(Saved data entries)
_ _ _

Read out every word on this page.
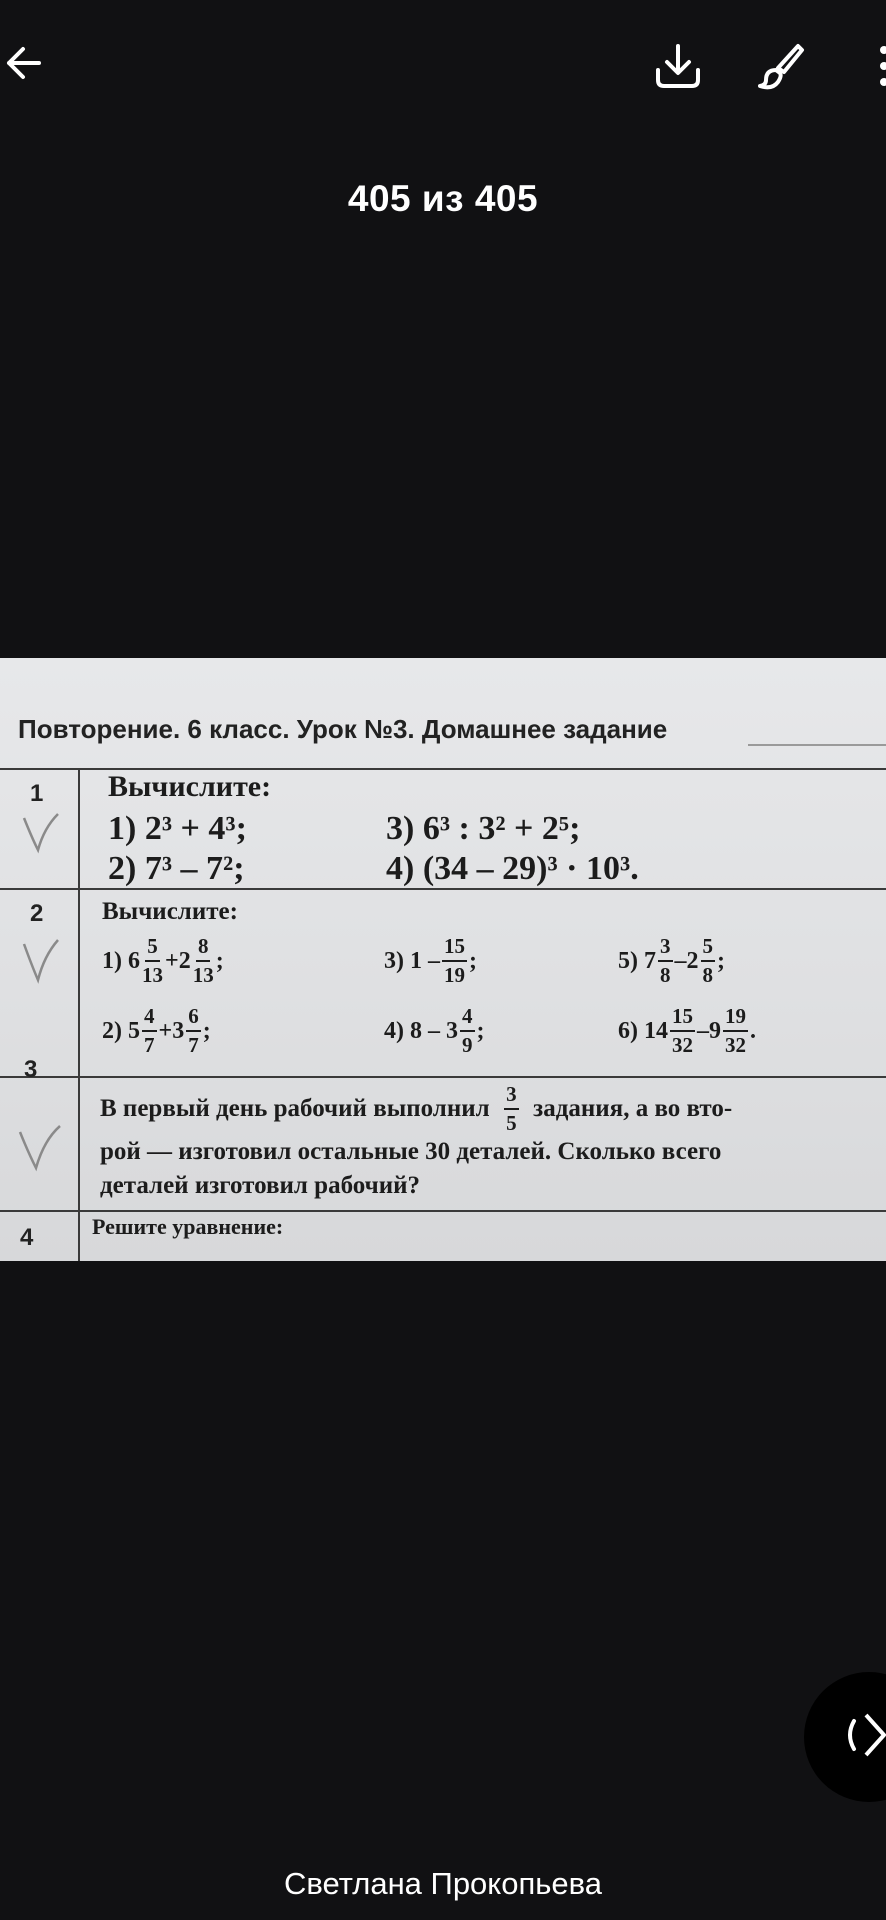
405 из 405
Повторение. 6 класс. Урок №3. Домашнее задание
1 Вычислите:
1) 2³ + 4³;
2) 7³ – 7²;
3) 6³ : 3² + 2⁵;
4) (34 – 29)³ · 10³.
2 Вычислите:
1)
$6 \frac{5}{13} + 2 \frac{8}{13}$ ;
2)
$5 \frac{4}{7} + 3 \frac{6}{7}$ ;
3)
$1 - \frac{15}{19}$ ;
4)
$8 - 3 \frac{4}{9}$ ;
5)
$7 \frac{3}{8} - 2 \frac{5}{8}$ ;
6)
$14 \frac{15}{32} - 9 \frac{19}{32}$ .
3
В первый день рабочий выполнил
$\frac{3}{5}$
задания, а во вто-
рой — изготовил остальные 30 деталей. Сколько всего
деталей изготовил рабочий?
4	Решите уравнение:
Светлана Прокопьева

_ _ _

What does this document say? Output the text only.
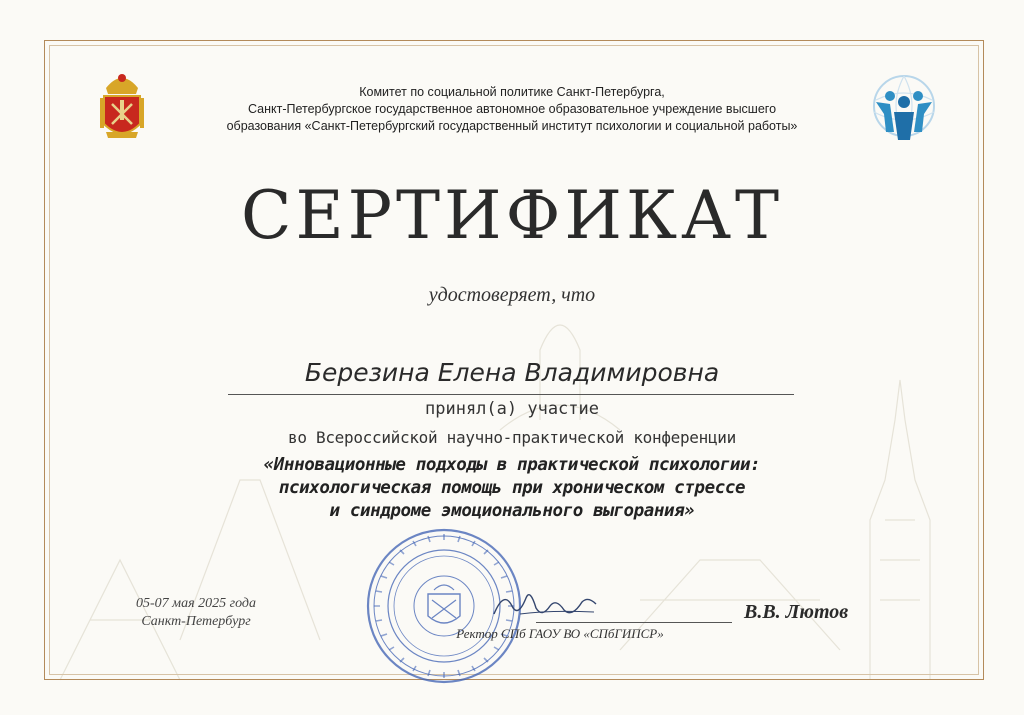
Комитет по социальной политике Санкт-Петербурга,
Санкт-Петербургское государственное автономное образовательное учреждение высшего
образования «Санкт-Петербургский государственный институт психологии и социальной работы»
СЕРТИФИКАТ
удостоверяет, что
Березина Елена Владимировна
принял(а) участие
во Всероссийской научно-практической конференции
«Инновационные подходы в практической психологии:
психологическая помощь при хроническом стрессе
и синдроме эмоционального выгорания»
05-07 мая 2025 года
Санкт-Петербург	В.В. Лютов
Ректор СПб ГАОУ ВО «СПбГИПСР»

_ _ _

* **What to produce**:
Provide the count, and nothing else, of lines in the data above where the word "Санкт" occurs.

* **In response**:
4